### JOB
Will you transcribe all the entries word for word, skipping the pictures they hold?

Some records:
════════
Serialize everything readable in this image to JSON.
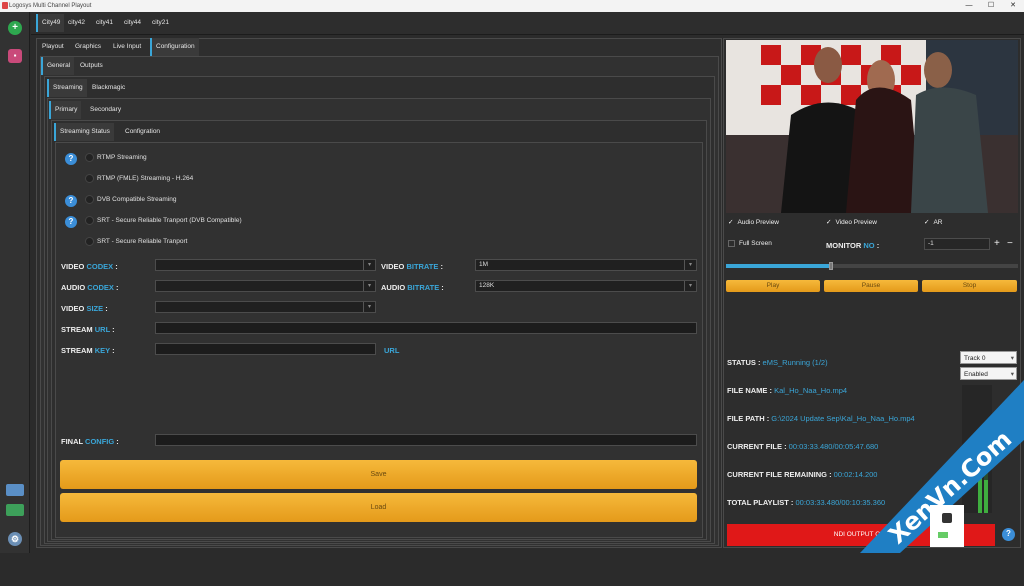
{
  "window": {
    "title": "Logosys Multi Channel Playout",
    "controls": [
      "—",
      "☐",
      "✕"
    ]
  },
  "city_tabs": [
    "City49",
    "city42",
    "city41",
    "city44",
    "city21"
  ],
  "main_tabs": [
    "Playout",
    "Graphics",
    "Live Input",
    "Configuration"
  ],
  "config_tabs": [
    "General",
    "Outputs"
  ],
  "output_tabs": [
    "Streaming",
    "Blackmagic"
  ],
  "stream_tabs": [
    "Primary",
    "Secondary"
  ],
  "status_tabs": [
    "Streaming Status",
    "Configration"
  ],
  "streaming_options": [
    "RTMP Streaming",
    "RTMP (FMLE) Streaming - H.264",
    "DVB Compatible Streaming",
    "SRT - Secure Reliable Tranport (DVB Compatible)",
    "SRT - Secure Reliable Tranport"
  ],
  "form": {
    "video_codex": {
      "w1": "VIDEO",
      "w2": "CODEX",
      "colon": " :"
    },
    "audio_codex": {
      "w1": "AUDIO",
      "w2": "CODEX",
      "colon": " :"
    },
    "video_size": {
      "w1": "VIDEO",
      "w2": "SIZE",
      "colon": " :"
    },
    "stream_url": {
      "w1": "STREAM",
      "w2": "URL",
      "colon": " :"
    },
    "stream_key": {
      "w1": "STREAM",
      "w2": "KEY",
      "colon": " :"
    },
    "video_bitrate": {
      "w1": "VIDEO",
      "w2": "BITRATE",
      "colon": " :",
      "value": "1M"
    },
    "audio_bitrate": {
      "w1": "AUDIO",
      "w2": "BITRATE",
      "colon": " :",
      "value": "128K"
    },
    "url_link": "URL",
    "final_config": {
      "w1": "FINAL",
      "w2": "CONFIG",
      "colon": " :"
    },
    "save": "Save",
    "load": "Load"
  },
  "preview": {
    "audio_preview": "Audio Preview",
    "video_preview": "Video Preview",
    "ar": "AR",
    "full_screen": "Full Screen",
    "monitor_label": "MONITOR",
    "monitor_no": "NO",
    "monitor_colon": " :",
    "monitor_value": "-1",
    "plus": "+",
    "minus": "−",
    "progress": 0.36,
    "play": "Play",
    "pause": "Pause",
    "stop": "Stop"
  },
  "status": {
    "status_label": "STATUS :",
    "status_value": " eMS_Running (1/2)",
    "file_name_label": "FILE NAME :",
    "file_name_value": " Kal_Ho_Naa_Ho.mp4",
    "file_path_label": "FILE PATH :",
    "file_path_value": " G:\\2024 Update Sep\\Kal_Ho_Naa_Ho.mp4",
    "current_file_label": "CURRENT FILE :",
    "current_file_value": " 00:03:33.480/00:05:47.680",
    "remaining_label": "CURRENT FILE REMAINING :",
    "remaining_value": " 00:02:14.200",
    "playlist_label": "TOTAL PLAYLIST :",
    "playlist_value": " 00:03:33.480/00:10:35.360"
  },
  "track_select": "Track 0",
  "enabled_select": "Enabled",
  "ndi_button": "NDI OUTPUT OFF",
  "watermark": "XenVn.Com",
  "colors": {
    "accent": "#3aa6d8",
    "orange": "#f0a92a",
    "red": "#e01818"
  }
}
════════
### RESULT FOR THIS EXERCISE
Serialize everything readable in this image to JSON.
{
  "window": {
    "title": "Logosys Multi Channel Playout",
    "controls": [
      "—",
      "☐",
      "✕"
    ]
  },
  "city_tabs": [
    "City49",
    "city42",
    "city41",
    "city44",
    "city21"
  ],
  "main_tabs": [
    "Playout",
    "Graphics",
    "Live Input",
    "Configuration"
  ],
  "config_tabs": [
    "General",
    "Outputs"
  ],
  "output_tabs": [
    "Streaming",
    "Blackmagic"
  ],
  "stream_tabs": [
    "Primary",
    "Secondary"
  ],
  "status_tabs": [
    "Streaming Status",
    "Configration"
  ],
  "streaming_options": [
    "RTMP Streaming",
    "RTMP (FMLE) Streaming - H.264",
    "DVB Compatible Streaming",
    "SRT - Secure Reliable Tranport (DVB Compatible)",
    "SRT - Secure Reliable Tranport"
  ],
  "form": {
    "video_codex": {
      "w1": "VIDEO",
      "w2": "CODEX",
      "colon": " :"
    },
    "audio_codex": {
      "w1": "AUDIO",
      "w2": "CODEX",
      "colon": " :"
    },
    "video_size": {
      "w1": "VIDEO",
      "w2": "SIZE",
      "colon": " :"
    },
    "stream_url": {
      "w1": "STREAM",
      "w2": "URL",
      "colon": " :"
    },
    "stream_key": {
      "w1": "STREAM",
      "w2": "KEY",
      "colon": " :"
    },
    "video_bitrate": {
      "w1": "VIDEO",
      "w2": "BITRATE",
      "colon": " :",
      "value": "1M"
    },
    "audio_bitrate": {
      "w1": "AUDIO",
      "w2": "BITRATE",
      "colon": " :",
      "value": "128K"
    },
    "url_link": "URL",
    "final_config": {
      "w1": "FINAL",
      "w2": "CONFIG",
      "colon": " :"
    },
    "save": "Save",
    "load": "Load"
  },
  "preview": {
    "audio_preview": "Audio Preview",
    "video_preview": "Video Preview",
    "ar": "AR",
    "full_screen": "Full Screen",
    "monitor_label": "MONITOR",
    "monitor_no": "NO",
    "monitor_colon": " :",
    "monitor_value": "-1",
    "plus": "+",
    "minus": "−",
    "progress": 0.36,
    "play": "Play",
    "pause": "Pause",
    "stop": "Stop"
  },
  "status": {
    "status_label": "STATUS :",
    "status_value": " eMS_Running (1/2)",
    "file_name_label": "FILE NAME :",
    "file_name_value": " Kal_Ho_Naa_Ho.mp4",
    "file_path_label": "FILE PATH :",
    "file_path_value": " G:\\2024 Update Sep\\Kal_Ho_Naa_Ho.mp4",
    "current_file_label": "CURRENT FILE :",
    "current_file_value": " 00:03:33.480/00:05:47.680",
    "remaining_label": "CURRENT FILE REMAINING :",
    "remaining_value": " 00:02:14.200",
    "playlist_label": "TOTAL PLAYLIST :",
    "playlist_value": " 00:03:33.480/00:10:35.360"
  },
  "track_select": "Track 0",
  "enabled_select": "Enabled",
  "ndi_button": "NDI OUTPUT OFF",
  "watermark": "XenVn.Com",
  "colors": {
    "accent": "#3aa6d8",
    "orange": "#f0a92a",
    "red": "#e01818"
  }
}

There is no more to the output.